Stored data entries
^^^^^^^^

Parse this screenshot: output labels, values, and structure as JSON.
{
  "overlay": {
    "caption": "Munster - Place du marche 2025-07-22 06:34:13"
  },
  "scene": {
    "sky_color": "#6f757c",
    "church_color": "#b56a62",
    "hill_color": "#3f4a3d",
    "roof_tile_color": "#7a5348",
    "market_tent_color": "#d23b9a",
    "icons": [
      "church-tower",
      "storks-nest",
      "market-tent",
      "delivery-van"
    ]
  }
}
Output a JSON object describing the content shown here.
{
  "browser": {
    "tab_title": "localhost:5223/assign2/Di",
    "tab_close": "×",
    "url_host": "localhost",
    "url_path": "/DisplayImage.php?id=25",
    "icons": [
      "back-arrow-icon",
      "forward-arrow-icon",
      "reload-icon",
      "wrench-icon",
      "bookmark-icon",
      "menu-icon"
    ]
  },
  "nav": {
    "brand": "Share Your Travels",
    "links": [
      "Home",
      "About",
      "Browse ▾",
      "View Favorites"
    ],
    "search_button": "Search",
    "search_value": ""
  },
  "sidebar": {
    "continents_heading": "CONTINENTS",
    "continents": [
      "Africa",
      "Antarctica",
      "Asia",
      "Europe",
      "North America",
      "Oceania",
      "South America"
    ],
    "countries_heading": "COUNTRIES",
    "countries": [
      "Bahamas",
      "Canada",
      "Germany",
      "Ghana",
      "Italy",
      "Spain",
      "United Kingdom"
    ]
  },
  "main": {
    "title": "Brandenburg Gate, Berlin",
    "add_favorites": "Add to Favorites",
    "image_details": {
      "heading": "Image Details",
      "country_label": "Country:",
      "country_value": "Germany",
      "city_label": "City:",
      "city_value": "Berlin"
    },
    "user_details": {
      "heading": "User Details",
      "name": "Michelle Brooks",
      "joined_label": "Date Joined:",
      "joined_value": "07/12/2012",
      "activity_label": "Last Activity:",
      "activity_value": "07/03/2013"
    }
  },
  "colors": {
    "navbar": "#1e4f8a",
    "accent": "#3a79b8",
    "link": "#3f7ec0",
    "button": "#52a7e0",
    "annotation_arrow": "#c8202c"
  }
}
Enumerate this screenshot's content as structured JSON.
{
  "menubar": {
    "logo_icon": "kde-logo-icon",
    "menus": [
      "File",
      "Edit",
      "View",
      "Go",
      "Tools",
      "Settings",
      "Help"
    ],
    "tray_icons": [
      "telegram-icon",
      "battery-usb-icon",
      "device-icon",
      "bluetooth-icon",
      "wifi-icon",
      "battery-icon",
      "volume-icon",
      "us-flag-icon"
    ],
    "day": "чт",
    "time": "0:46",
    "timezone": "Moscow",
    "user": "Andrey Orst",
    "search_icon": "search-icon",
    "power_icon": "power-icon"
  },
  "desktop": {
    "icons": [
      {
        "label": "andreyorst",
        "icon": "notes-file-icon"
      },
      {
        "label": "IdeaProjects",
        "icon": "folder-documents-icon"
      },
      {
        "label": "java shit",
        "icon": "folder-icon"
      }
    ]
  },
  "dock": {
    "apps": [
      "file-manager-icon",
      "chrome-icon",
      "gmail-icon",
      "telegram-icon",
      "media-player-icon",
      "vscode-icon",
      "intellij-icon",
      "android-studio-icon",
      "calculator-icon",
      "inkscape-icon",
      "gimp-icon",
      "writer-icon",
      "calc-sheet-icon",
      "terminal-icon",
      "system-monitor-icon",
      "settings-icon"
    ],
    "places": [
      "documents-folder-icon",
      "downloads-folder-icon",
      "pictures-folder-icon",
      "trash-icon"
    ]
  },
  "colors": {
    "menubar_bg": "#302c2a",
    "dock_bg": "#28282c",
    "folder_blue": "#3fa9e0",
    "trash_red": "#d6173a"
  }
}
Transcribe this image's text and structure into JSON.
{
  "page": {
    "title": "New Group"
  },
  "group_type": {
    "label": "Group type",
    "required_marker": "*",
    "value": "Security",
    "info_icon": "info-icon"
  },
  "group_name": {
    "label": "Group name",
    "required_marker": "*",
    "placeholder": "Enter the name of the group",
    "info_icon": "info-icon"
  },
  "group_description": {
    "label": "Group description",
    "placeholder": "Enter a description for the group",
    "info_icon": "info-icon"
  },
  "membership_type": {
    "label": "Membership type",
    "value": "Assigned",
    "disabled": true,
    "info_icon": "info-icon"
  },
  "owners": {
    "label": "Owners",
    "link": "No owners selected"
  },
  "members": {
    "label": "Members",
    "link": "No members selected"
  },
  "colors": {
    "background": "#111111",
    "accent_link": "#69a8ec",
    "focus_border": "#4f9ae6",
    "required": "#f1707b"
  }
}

^^^^^^^^

WHAT IS ASKED: From the listing above, extract every line exactly as it stands.

RESPONSE TO THIS EXERCISE:
Parse this screenshot: output labels, values, and structure as JSON.
{
  "overlay": {
    "caption": "Munster - Place du marche 2025-07-22 06:34:13"
  },
  "scene": {
    "sky_color": "#6f757c",
    "church_color": "#b56a62",
    "hill_color": "#3f4a3d",
    "roof_tile_color": "#7a5348",
    "market_tent_color": "#d23b9a",
    "icons": [
      "church-tower",
      "storks-nest",
      "market-tent",
      "delivery-van"
    ]
  }
}
Output a JSON object describing the content shown here.
{
  "browser": {
    "tab_title": "localhost:5223/assign2/Di",
    "tab_close": "×",
    "url_host": "localhost",
    "url_path": "/DisplayImage.php?id=25",
    "icons": [
      "back-arrow-icon",
      "forward-arrow-icon",
      "reload-icon",
      "wrench-icon",
      "bookmark-icon",
      "menu-icon"
    ]
  },
  "nav": {
    "brand": "Share Your Travels",
    "links": [
      "Home",
      "About",
      "Browse ▾",
      "View Favorites"
    ],
    "search_button": "Search",
    "search_value": ""
  },
  "sidebar": {
    "continents_heading": "CONTINENTS",
    "continents": [
      "Africa",
      "Antarctica",
      "Asia",
      "Europe",
      "North America",
      "Oceania",
      "South America"
    ],
    "countries_heading": "COUNTRIES",
    "countries": [
      "Bahamas",
      "Canada",
      "Germany",
      "Ghana",
      "Italy",
      "Spain",
      "United Kingdom"
    ]
  },
  "main": {
    "title": "Brandenburg Gate, Berlin",
    "add_favorites": "Add to Favorites",
    "image_details": {
      "heading": "Image Details",
      "country_label": "Country:",
      "country_value": "Germany",
      "city_label": "City:",
      "city_value": "Berlin"
    },
    "user_details": {
      "heading": "User Details",
      "name": "Michelle Brooks",
      "joined_label": "Date Joined:",
      "joined_value": "07/12/2012",
      "activity_label": "Last Activity:",
      "activity_value": "07/03/2013"
    }
  },
  "colors": {
    "navbar": "#1e4f8a",
    "accent": "#3a79b8",
    "link": "#3f7ec0",
    "button": "#52a7e0",
    "annotation_arrow": "#c8202c"
  }
}
Enumerate this screenshot's content as structured JSON.
{
  "menubar": {
    "logo_icon": "kde-logo-icon",
    "menus": [
      "File",
      "Edit",
      "View",
      "Go",
      "Tools",
      "Settings",
      "Help"
    ],
    "tray_icons": [
      "telegram-icon",
      "battery-usb-icon",
      "device-icon",
      "bluetooth-icon",
      "wifi-icon",
      "battery-icon",
      "volume-icon",
      "us-flag-icon"
    ],
    "day": "чт",
    "time": "0:46",
    "timezone": "Moscow",
    "user": "Andrey Orst",
    "search_icon": "search-icon",
    "power_icon": "power-icon"
  },
  "desktop": {
    "icons": [
      {
        "label": "andreyorst",
        "icon": "notes-file-icon"
      },
      {
        "label": "IdeaProjects",
        "icon": "folder-documents-icon"
      },
      {
        "label": "java shit",
        "icon": "folder-icon"
      }
    ]
  },
  "dock": {
    "apps": [
      "file-manager-icon",
      "chrome-icon",
      "gmail-icon",
      "telegram-icon",
      "media-player-icon",
      "vscode-icon",
      "intellij-icon",
      "android-studio-icon",
      "calculator-icon",
      "inkscape-icon",
      "gimp-icon",
      "writer-icon",
      "calc-sheet-icon",
      "terminal-icon",
      "system-monitor-icon",
      "settings-icon"
    ],
    "places": [
      "documents-folder-icon",
      "downloads-folder-icon",
      "pictures-folder-icon",
      "trash-icon"
    ]
  },
  "colors": {
    "menubar_bg": "#302c2a",
    "dock_bg": "#28282c",
    "folder_blue": "#3fa9e0",
    "trash_red": "#d6173a"
  }
}
Transcribe this image's text and structure into JSON.
{
  "page": {
    "title": "New Group"
  },
  "group_type": {
    "label": "Group type",
    "required_marker": "*",
    "value": "Security",
    "info_icon": "info-icon"
  },
  "group_name": {
    "label": "Group name",
    "required_marker": "*",
    "placeholder": "Enter the name of the group",
    "info_icon": "info-icon"
  },
  "group_description": {
    "label": "Group description",
    "placeholder": "Enter a description for the group",
    "info_icon": "info-icon"
  },
  "membership_type": {
    "label": "Membership type",
    "value": "Assigned",
    "disabled": true,
    "info_icon": "info-icon"
  },
  "owners": {
    "label": "Owners",
    "link": "No owners selected"
  },
  "members": {
    "label": "Members",
    "link": "No members selected"
  },
  "colors": {
    "background": "#111111",
    "accent_link": "#69a8ec",
    "focus_border": "#4f9ae6",
    "required": "#f1707b"
  }
}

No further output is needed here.